Exercise task >> Return the whole listing, keeping every character the same.

Data provided >>
———
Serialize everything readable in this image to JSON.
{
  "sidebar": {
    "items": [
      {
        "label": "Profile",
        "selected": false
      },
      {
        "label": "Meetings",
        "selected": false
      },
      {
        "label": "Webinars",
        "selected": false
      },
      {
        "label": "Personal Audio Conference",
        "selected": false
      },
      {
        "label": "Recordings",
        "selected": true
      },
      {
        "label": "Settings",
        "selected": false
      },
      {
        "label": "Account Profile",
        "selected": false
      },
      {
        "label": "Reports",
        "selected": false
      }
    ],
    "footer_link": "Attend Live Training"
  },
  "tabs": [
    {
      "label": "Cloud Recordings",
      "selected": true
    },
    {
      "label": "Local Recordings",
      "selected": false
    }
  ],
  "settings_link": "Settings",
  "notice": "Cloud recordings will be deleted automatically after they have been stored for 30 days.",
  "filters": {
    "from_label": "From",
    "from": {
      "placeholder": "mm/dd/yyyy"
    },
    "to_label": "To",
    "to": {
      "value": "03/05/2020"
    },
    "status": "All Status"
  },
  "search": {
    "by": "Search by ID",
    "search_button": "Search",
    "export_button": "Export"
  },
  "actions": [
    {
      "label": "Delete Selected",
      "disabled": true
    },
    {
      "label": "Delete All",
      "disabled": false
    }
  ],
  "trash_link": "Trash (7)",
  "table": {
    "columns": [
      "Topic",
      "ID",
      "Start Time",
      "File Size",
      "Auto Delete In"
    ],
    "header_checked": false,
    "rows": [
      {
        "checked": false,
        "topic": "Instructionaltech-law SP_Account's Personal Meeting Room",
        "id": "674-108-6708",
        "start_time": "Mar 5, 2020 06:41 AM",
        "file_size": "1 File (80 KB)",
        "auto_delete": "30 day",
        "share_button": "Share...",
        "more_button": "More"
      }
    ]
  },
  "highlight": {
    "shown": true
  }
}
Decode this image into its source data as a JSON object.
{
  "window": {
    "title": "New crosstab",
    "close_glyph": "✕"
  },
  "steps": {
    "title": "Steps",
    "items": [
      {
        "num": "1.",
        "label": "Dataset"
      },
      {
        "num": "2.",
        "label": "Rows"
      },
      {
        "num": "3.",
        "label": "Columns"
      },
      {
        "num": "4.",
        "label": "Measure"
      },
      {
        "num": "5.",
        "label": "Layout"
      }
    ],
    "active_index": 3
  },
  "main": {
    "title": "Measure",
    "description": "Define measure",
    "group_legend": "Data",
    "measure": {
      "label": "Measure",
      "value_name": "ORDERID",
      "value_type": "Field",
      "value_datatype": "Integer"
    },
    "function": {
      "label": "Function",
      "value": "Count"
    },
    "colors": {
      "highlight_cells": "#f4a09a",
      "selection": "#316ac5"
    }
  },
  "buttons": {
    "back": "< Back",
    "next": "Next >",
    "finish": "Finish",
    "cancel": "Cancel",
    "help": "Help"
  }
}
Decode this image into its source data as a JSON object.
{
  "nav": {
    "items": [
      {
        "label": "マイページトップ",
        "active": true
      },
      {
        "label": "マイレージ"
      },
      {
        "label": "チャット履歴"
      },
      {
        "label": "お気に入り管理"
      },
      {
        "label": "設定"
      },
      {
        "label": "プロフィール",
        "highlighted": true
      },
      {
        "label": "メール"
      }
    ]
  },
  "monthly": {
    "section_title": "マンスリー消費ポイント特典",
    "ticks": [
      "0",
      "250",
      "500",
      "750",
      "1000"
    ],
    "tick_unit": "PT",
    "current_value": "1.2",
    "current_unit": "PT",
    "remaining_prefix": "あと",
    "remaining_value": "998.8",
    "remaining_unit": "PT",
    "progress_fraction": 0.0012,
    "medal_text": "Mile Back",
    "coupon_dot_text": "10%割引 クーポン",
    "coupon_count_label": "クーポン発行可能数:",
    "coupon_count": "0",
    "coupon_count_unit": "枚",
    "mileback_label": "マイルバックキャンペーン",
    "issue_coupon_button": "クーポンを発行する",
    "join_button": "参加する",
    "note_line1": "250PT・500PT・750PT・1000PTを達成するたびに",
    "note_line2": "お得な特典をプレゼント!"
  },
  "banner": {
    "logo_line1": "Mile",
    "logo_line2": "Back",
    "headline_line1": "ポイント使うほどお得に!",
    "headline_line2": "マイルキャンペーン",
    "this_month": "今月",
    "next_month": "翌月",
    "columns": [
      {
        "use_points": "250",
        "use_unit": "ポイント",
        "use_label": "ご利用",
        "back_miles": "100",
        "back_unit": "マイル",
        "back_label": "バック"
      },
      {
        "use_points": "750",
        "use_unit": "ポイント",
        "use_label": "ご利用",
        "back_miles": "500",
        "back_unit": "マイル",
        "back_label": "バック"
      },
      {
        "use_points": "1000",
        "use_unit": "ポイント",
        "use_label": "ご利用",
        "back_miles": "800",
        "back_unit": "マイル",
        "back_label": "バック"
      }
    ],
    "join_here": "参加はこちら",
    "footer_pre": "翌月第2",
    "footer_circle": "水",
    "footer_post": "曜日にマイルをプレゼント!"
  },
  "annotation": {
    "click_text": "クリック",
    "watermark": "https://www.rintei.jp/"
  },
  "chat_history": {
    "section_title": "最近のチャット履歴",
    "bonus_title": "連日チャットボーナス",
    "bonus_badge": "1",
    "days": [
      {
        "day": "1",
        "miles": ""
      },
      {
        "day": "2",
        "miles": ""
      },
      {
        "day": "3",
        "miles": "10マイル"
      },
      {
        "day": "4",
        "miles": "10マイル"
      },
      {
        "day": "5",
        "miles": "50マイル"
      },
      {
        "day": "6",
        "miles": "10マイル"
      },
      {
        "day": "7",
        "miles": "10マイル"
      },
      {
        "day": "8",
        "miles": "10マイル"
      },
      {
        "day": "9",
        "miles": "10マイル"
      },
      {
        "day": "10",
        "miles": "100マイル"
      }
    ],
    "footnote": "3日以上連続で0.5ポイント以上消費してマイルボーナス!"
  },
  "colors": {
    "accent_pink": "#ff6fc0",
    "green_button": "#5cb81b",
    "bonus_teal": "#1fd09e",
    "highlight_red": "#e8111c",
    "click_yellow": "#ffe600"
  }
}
———
Result for this task >>
Serialize everything readable in this image to JSON.
{
  "sidebar": {
    "items": [
      {
        "label": "Profile",
        "selected": false
      },
      {
        "label": "Meetings",
        "selected": false
      },
      {
        "label": "Webinars",
        "selected": false
      },
      {
        "label": "Personal Audio Conference",
        "selected": false
      },
      {
        "label": "Recordings",
        "selected": true
      },
      {
        "label": "Settings",
        "selected": false
      },
      {
        "label": "Account Profile",
        "selected": false
      },
      {
        "label": "Reports",
        "selected": false
      }
    ],
    "footer_link": "Attend Live Training"
  },
  "tabs": [
    {
      "label": "Cloud Recordings",
      "selected": true
    },
    {
      "label": "Local Recordings",
      "selected": false
    }
  ],
  "settings_link": "Settings",
  "notice": "Cloud recordings will be deleted automatically after they have been stored for 30 days.",
  "filters": {
    "from_label": "From",
    "from": {
      "placeholder": "mm/dd/yyyy"
    },
    "to_label": "To",
    "to": {
      "value": "03/05/2020"
    },
    "status": "All Status"
  },
  "search": {
    "by": "Search by ID",
    "search_button": "Search",
    "export_button": "Export"
  },
  "actions": [
    {
      "label": "Delete Selected",
      "disabled": true
    },
    {
      "label": "Delete All",
      "disabled": false
    }
  ],
  "trash_link": "Trash (7)",
  "table": {
    "columns": [
      "Topic",
      "ID",
      "Start Time",
      "File Size",
      "Auto Delete In"
    ],
    "header_checked": false,
    "rows": [
      {
        "checked": false,
        "topic": "Instructionaltech-law SP_Account's Personal Meeting Room",
        "id": "674-108-6708",
        "start_time": "Mar 5, 2020 06:41 AM",
        "file_size": "1 File (80 KB)",
        "auto_delete": "30 day",
        "share_button": "Share...",
        "more_button": "More"
      }
    ]
  },
  "highlight": {
    "shown": true
  }
}
Decode this image into its source data as a JSON object.
{
  "window": {
    "title": "New crosstab",
    "close_glyph": "✕"
  },
  "steps": {
    "title": "Steps",
    "items": [
      {
        "num": "1.",
        "label": "Dataset"
      },
      {
        "num": "2.",
        "label": "Rows"
      },
      {
        "num": "3.",
        "label": "Columns"
      },
      {
        "num": "4.",
        "label": "Measure"
      },
      {
        "num": "5.",
        "label": "Layout"
      }
    ],
    "active_index": 3
  },
  "main": {
    "title": "Measure",
    "description": "Define measure",
    "group_legend": "Data",
    "measure": {
      "label": "Measure",
      "value_name": "ORDERID",
      "value_type": "Field",
      "value_datatype": "Integer"
    },
    "function": {
      "label": "Function",
      "value": "Count"
    },
    "colors": {
      "highlight_cells": "#f4a09a",
      "selection": "#316ac5"
    }
  },
  "buttons": {
    "back": "< Back",
    "next": "Next >",
    "finish": "Finish",
    "cancel": "Cancel",
    "help": "Help"
  }
}
Decode this image into its source data as a JSON object.
{
  "nav": {
    "items": [
      {
        "label": "マイページトップ",
        "active": true
      },
      {
        "label": "マイレージ"
      },
      {
        "label": "チャット履歴"
      },
      {
        "label": "お気に入り管理"
      },
      {
        "label": "設定"
      },
      {
        "label": "プロフィール",
        "highlighted": true
      },
      {
        "label": "メール"
      }
    ]
  },
  "monthly": {
    "section_title": "マンスリー消費ポイント特典",
    "ticks": [
      "0",
      "250",
      "500",
      "750",
      "1000"
    ],
    "tick_unit": "PT",
    "current_value": "1.2",
    "current_unit": "PT",
    "remaining_prefix": "あと",
    "remaining_value": "998.8",
    "remaining_unit": "PT",
    "progress_fraction": 0.0012,
    "medal_text": "Mile Back",
    "coupon_dot_text": "10%割引 クーポン",
    "coupon_count_label": "クーポン発行可能数:",
    "coupon_count": "0",
    "coupon_count_unit": "枚",
    "mileback_label": "マイルバックキャンペーン",
    "issue_coupon_button": "クーポンを発行する",
    "join_button": "参加する",
    "note_line1": "250PT・500PT・750PT・1000PTを達成するたびに",
    "note_line2": "お得な特典をプレゼント!"
  },
  "banner": {
    "logo_line1": "Mile",
    "logo_line2": "Back",
    "headline_line1": "ポイント使うほどお得に!",
    "headline_line2": "マイルキャンペーン",
    "this_month": "今月",
    "next_month": "翌月",
    "columns": [
      {
        "use_points": "250",
        "use_unit": "ポイント",
        "use_label": "ご利用",
        "back_miles": "100",
        "back_unit": "マイル",
        "back_label": "バック"
      },
      {
        "use_points": "750",
        "use_unit": "ポイント",
        "use_label": "ご利用",
        "back_miles": "500",
        "back_unit": "マイル",
        "back_label": "バック"
      },
      {
        "use_points": "1000",
        "use_unit": "ポイント",
        "use_label": "ご利用",
        "back_miles": "800",
        "back_unit": "マイル",
        "back_label": "バック"
      }
    ],
    "join_here": "参加はこちら",
    "footer_pre": "翌月第2",
    "footer_circle": "水",
    "footer_post": "曜日にマイルをプレゼント!"
  },
  "annotation": {
    "click_text": "クリック",
    "watermark": "https://www.rintei.jp/"
  },
  "chat_history": {
    "section_title": "最近のチャット履歴",
    "bonus_title": "連日チャットボーナス",
    "bonus_badge": "1",
    "days": [
      {
        "day": "1",
        "miles": ""
      },
      {
        "day": "2",
        "miles": ""
      },
      {
        "day": "3",
        "miles": "10マイル"
      },
      {
        "day": "4",
        "miles": "10マイル"
      },
      {
        "day": "5",
        "miles": "50マイル"
      },
      {
        "day": "6",
        "miles": "10マイル"
      },
      {
        "day": "7",
        "miles": "10マイル"
      },
      {
        "day": "8",
        "miles": "10マイル"
      },
      {
        "day": "9",
        "miles": "10マイル"
      },
      {
        "day": "10",
        "miles": "100マイル"
      }
    ],
    "footnote": "3日以上連続で0.5ポイント以上消費してマイルボーナス!"
  },
  "colors": {
    "accent_pink": "#ff6fc0",
    "green_button": "#5cb81b",
    "bonus_teal": "#1fd09e",
    "highlight_red": "#e8111c",
    "click_yellow": "#ffe600"
  }
}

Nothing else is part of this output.